## Selection
════

0

I'm building some example data and need to be able to have some data for each combination of 3 variable factor.

I have 3 vectors each with 3 permutations:

fruit <- c("pears", "apples", "grapes")
veg <- c("carrots", "cabbages", "broccoli")
pets <- c("cats", "dogs", "fish")

I then have some dummy data:

Date_Range <- seq(as.Date("2017-01-01"), as.Date("2017-01-30"), by = 1),
Sessions <- ceiling(rnorm(90, mean = 3000, sd = 300))

I now want to build a data frame with these. For each of the 30 dates within Date_Range, I would like there to exist one of each of the distinct combinations of fruit, veg and pets.

How can I build by my in such a way?

════

## Given data
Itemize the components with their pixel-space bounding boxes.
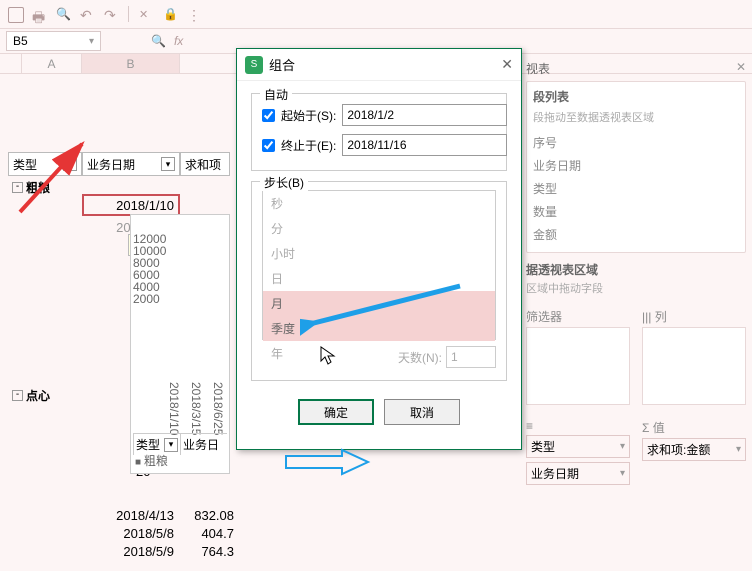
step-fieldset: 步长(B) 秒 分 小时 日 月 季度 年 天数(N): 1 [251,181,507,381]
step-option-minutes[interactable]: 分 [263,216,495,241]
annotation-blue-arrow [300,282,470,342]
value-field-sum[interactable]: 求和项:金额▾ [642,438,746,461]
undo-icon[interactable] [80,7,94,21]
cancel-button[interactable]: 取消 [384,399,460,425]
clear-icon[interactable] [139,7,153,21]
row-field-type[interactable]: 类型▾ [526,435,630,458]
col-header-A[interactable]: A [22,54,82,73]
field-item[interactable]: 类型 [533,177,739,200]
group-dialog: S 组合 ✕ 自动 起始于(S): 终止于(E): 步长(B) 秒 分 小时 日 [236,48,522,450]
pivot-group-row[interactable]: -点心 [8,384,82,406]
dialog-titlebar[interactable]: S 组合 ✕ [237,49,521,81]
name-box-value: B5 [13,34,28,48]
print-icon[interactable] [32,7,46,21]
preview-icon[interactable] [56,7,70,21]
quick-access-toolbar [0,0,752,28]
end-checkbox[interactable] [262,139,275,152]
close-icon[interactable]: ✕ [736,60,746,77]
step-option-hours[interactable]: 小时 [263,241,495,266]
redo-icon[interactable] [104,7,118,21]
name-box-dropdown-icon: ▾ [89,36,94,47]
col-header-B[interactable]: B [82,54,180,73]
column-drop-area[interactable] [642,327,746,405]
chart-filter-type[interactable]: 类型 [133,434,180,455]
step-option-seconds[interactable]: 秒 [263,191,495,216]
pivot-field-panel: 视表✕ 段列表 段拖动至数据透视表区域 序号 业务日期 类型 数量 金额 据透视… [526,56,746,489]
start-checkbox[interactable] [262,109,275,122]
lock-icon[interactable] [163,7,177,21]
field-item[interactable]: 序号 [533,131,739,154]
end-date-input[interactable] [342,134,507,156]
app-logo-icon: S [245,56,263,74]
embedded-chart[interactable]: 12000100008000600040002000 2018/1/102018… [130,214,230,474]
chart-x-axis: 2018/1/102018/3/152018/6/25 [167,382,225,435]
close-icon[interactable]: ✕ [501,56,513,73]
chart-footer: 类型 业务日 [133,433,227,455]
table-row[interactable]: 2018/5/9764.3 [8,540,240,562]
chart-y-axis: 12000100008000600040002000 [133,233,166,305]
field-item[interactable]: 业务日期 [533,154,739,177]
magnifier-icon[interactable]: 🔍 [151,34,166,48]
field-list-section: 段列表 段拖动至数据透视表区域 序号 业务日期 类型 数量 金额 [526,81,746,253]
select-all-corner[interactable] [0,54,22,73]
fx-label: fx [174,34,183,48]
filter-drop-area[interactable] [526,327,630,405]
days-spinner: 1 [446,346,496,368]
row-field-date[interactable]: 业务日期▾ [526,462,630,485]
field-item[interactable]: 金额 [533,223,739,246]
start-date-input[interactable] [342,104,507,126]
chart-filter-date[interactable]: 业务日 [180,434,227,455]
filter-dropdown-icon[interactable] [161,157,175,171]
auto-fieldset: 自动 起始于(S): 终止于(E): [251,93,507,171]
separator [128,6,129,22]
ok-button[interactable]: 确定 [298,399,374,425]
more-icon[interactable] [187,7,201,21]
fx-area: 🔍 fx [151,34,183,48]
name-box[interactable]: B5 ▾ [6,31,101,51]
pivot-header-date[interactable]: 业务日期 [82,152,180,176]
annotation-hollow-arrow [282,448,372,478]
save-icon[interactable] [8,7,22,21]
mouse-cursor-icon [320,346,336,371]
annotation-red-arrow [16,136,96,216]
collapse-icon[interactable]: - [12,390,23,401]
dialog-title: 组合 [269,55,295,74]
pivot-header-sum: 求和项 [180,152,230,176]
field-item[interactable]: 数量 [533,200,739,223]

════

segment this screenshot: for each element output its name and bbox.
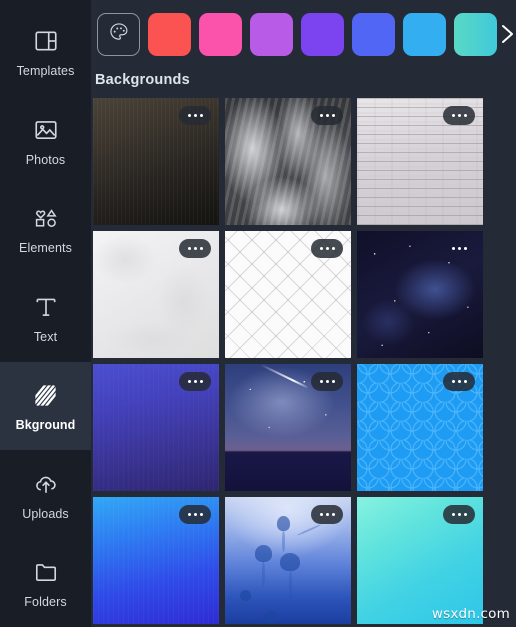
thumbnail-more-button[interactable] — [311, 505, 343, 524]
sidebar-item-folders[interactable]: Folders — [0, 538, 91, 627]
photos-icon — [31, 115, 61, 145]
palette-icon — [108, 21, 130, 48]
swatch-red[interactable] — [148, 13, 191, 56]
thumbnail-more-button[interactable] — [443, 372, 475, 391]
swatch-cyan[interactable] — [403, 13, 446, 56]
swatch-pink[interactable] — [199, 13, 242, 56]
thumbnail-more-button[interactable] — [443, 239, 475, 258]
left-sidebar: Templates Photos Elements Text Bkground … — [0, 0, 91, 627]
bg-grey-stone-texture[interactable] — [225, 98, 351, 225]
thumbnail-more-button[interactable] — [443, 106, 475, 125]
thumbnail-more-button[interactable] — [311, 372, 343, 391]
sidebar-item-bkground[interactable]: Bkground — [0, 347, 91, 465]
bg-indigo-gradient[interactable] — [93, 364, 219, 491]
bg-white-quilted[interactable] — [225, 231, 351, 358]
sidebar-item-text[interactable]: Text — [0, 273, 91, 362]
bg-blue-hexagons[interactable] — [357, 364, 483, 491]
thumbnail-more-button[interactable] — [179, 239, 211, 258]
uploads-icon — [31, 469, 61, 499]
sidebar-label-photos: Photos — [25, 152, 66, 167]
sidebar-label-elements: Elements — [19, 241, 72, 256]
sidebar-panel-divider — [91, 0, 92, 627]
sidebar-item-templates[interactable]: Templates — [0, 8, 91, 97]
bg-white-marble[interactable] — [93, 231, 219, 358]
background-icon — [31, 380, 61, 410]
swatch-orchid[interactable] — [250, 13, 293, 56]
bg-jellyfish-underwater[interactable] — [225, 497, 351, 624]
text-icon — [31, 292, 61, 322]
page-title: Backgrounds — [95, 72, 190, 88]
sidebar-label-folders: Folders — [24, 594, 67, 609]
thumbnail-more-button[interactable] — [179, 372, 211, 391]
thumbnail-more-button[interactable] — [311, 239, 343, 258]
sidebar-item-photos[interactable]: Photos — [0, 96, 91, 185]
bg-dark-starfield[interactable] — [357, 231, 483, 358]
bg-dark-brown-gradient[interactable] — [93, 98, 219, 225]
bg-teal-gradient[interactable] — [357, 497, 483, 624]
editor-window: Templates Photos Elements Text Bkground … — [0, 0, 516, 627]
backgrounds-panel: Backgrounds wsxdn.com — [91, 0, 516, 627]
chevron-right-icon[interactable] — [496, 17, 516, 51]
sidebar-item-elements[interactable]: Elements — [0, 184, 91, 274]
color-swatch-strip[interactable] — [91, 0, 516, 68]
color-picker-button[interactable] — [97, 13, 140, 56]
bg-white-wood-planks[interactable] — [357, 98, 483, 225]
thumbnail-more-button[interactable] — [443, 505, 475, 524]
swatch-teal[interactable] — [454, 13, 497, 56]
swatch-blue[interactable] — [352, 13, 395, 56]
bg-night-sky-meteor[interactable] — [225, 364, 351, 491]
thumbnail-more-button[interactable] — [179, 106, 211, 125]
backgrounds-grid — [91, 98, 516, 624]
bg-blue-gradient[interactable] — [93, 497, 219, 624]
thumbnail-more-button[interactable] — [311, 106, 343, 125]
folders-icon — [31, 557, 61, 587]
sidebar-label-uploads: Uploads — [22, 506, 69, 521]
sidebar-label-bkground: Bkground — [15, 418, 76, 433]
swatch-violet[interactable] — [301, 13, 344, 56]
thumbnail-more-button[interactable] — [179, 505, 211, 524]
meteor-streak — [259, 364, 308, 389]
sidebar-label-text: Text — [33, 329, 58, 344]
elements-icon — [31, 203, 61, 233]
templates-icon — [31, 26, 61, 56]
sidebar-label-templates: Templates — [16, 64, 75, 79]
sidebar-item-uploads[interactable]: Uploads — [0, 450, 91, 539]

════

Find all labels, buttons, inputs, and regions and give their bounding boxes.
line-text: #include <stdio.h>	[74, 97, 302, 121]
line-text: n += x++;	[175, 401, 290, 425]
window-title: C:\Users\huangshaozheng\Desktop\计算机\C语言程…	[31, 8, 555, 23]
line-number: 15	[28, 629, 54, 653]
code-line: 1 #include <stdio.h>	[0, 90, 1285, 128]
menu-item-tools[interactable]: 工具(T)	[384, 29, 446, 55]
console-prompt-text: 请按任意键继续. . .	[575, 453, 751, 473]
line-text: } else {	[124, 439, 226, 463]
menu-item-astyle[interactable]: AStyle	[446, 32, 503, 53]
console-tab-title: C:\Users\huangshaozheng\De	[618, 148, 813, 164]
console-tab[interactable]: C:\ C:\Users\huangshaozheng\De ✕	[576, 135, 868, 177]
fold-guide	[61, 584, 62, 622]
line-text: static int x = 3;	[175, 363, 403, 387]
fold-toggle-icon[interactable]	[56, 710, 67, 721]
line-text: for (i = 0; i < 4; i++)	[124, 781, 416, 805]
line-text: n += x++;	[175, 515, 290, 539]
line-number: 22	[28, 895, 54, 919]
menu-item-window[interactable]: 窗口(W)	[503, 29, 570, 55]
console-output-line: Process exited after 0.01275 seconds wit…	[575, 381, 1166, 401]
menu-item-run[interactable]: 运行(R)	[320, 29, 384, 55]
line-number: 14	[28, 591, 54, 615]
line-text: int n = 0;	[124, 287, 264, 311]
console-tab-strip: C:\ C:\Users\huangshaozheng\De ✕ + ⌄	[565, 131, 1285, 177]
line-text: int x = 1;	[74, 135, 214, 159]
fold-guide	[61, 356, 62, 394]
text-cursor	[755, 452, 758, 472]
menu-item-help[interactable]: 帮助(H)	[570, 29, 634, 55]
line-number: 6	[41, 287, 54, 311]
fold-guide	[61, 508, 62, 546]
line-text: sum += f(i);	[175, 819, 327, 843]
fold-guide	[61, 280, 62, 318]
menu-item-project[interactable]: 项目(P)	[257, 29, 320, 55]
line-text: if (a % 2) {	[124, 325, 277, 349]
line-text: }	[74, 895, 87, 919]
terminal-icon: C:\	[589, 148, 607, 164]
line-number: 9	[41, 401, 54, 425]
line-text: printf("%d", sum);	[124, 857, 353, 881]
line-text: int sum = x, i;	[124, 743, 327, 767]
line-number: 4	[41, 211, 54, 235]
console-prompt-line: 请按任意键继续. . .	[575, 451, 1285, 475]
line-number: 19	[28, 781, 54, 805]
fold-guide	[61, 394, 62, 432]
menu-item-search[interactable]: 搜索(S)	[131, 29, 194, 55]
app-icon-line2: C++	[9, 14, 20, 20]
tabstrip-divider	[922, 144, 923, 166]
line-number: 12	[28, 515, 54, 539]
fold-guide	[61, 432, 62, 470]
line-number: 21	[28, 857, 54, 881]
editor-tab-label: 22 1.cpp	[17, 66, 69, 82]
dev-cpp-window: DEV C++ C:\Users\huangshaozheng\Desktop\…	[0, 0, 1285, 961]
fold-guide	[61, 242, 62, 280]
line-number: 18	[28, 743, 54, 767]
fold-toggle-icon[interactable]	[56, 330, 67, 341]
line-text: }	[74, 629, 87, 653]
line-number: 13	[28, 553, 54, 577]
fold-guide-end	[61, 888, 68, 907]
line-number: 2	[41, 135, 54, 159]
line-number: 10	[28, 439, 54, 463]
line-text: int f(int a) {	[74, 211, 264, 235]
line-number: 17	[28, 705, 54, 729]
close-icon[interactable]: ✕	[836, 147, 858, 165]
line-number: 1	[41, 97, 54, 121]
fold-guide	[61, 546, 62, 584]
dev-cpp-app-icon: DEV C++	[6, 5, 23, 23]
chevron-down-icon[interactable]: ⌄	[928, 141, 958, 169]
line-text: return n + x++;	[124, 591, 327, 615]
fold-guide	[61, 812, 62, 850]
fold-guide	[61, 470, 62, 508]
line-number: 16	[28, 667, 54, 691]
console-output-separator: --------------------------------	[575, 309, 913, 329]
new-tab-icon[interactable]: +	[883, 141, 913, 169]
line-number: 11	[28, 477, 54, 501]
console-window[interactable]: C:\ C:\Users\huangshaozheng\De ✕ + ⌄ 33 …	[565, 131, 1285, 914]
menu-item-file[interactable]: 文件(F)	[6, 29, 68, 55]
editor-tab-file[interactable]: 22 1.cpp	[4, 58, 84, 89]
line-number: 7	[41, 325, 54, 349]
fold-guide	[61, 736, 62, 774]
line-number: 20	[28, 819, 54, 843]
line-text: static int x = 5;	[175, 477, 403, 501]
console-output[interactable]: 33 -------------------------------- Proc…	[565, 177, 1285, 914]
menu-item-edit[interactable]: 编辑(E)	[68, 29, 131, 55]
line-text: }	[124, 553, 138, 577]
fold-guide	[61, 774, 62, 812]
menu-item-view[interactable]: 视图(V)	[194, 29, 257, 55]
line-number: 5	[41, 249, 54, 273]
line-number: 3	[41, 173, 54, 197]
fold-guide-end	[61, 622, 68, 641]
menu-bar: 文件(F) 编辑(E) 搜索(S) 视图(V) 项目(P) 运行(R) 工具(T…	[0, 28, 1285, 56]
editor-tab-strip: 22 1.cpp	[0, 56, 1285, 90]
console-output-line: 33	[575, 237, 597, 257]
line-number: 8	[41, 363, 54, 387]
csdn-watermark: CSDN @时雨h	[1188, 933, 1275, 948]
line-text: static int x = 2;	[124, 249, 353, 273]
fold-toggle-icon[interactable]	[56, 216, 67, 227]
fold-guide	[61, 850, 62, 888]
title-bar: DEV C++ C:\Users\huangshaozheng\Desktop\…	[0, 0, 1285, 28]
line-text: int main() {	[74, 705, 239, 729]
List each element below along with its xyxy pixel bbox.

════

## Exercises
(a) Please translate this sentence from the R question above into Spanish: "I now want to build a data frame with these."
(b) Repeat the part of the R question above word for word, starting at "I'm building some" and ending at "veg and pets.".

## Task answers
(a) Ahora quiero construir un data frame con estos.

(b)
I'm building some example data and need to be able to have some data for each combination of 3 variable factor.

I have 3 vectors each with 3 permutations:

fruit <- c("pears", "apples", "grapes")
veg <- c("carrots", "cabbages", "broccoli")
pets <- c("cats", "dogs", "fish")

I then have some dummy data:

Date_Range <- seq(as.Date("2017-01-01"), as.Date("2017-01-30"), by = 1),
Sessions <- ceiling(rnorm(90, mean = 3000, sd = 300))

I now want to build a data frame with these. For each of the 30 dates within Date_Range, I would like there to exist one of each of the distinct combinations of fruit, veg and pets.